- **Text excerpt**:

══════════════════════════════

Do poor neighborhoods recieve poorer service?

Mapping the median response time by census block group (figure 3), as well as the median income in each block group (figure 4), it seems the patterns are distinct from each other. High response times are spread throughout the northern half of the city, while poorer neighborhoods are concentrated all around the city center.

Figure 3. Pothole response time by census block group
Mayor's Action Center
Figure 4. Income by census block group
Mayor's Action Center and American Community Survey 2012-2016

Using the same income groups that were defined by IndyStar, potholes in low income neighborhoods do see a longer response time than those in middle income neighborhoods, but the difference is small: 53 minutes and 24 seconds. Being in a high income neighborhood brings the median time down by another 62 minutes and 16 seconds.

Figure 5. Median response time by neighborhood household income
Mayor's Action Center and American Community Survey 2012-2016

Can other factors explain the disparity?

══════════════════════════════

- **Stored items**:
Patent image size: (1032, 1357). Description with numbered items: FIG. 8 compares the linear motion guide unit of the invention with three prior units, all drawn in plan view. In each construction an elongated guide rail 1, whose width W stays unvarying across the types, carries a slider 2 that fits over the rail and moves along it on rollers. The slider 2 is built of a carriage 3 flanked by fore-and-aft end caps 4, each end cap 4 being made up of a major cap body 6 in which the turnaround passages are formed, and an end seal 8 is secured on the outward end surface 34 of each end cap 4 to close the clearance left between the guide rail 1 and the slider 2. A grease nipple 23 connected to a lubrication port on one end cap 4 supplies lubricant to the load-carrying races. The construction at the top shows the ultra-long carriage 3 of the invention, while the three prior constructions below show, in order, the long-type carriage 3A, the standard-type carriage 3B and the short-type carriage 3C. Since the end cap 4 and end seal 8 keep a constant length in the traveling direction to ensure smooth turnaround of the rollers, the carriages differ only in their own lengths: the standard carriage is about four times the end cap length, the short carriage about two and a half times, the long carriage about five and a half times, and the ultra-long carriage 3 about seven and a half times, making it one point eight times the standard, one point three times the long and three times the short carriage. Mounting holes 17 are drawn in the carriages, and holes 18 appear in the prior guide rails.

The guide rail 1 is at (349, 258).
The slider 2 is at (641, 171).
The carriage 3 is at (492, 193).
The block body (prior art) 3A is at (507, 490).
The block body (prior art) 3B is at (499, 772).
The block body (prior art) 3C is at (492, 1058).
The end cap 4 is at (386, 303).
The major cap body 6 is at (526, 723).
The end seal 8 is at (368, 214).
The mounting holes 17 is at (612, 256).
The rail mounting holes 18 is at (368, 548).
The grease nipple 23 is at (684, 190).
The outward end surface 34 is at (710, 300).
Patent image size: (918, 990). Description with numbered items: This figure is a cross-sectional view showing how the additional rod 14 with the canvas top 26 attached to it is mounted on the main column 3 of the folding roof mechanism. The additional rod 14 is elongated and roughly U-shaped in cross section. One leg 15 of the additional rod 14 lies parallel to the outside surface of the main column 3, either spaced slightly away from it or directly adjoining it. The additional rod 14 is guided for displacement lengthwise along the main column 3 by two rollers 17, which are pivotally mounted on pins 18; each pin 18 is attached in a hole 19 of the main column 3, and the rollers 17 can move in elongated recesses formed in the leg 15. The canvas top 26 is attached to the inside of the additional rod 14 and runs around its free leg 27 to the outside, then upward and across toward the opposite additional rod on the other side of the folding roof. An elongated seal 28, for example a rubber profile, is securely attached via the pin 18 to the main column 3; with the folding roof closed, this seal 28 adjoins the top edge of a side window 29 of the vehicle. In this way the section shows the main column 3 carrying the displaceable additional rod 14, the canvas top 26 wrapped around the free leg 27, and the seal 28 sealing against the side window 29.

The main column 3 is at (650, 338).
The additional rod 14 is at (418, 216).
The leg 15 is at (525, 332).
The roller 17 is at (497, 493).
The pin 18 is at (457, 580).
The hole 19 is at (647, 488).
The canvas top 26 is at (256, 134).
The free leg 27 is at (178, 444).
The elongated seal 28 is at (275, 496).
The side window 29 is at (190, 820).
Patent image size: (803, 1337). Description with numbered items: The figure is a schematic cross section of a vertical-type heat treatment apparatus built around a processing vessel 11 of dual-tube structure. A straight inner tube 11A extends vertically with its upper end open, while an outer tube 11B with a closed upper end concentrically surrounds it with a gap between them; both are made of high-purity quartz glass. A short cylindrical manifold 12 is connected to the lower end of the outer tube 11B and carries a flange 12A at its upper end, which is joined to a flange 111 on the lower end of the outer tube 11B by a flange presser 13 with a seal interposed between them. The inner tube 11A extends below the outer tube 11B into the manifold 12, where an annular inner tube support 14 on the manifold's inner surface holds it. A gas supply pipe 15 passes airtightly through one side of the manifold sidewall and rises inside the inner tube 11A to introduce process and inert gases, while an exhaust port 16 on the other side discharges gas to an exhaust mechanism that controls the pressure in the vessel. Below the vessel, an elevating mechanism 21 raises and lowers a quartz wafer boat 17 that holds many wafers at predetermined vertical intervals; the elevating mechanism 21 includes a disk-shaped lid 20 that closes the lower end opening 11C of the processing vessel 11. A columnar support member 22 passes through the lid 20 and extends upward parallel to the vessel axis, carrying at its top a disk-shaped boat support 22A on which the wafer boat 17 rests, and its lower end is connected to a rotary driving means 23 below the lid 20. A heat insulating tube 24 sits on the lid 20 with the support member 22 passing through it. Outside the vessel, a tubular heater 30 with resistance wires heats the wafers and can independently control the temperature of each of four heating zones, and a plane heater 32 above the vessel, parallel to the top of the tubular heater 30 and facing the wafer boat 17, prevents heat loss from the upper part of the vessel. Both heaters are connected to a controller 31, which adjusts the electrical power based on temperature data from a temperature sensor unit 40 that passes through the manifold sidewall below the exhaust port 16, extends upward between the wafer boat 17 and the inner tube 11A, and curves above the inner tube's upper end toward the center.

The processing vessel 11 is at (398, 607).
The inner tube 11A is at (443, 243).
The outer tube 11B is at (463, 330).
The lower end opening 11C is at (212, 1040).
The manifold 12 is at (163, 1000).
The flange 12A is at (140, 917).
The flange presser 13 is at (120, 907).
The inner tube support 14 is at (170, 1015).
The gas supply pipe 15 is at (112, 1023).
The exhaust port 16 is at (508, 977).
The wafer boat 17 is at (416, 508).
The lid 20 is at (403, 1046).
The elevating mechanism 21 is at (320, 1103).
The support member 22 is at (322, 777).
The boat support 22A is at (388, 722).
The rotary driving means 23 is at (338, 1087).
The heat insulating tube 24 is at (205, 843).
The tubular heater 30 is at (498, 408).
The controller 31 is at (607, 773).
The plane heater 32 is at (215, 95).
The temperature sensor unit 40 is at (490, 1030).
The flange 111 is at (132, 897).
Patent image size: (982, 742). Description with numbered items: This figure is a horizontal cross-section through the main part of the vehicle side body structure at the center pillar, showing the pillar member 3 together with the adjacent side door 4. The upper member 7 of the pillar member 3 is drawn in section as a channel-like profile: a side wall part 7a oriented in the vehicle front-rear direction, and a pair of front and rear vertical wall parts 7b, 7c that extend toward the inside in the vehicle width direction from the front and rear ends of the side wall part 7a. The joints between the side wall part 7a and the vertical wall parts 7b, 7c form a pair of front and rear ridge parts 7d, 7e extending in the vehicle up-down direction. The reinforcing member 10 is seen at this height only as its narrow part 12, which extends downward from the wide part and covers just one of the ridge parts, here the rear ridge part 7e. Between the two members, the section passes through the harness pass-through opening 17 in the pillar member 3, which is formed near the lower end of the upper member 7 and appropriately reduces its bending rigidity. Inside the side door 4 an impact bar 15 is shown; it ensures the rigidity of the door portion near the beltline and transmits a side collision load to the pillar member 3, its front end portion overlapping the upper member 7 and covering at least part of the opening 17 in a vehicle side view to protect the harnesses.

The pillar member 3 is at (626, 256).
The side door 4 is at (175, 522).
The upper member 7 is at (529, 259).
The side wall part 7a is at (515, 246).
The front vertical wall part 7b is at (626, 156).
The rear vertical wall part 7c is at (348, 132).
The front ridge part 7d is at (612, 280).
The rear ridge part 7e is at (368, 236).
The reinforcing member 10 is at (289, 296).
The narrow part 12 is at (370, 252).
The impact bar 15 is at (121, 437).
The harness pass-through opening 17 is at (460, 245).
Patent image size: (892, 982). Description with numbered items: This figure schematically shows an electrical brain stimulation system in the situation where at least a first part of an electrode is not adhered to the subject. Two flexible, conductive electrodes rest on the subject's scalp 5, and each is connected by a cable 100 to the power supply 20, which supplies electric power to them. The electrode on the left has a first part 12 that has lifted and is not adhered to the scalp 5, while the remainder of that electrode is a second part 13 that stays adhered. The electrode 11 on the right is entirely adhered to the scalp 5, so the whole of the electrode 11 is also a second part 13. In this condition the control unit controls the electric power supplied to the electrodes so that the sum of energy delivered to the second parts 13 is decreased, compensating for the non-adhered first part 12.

══════════════════════════════

- **Work task**: Return the full text on pothole response times and neighborhood income, word for word. Rely only on the text about pothole response times.

- **Output**:
Do poor neighborhoods recieve poorer service?

Mapping the median response time by census block group (figure 3), as well as the median income in each block group (figure 4), it seems the patterns are distinct from each other. High response times are spread throughout the northern half of the city, while poorer neighborhoods are concentrated all around the city center.

Figure 3. Pothole response time by census block group
Mayor's Action Center
Figure 4. Income by census block group
Mayor's Action Center and American Community Survey 2012-2016

Using the same income groups that were defined by IndyStar, potholes in low income neighborhoods do see a longer response time than those in middle income neighborhoods, but the difference is small: 53 minutes and 24 seconds. Being in a high income neighborhood brings the median time down by another 62 minutes and 16 seconds.

Figure 5. Median response time by neighborhood household income
Mayor's Action Center and American Community Survey 2012-2016

Can other factors explain the disparity?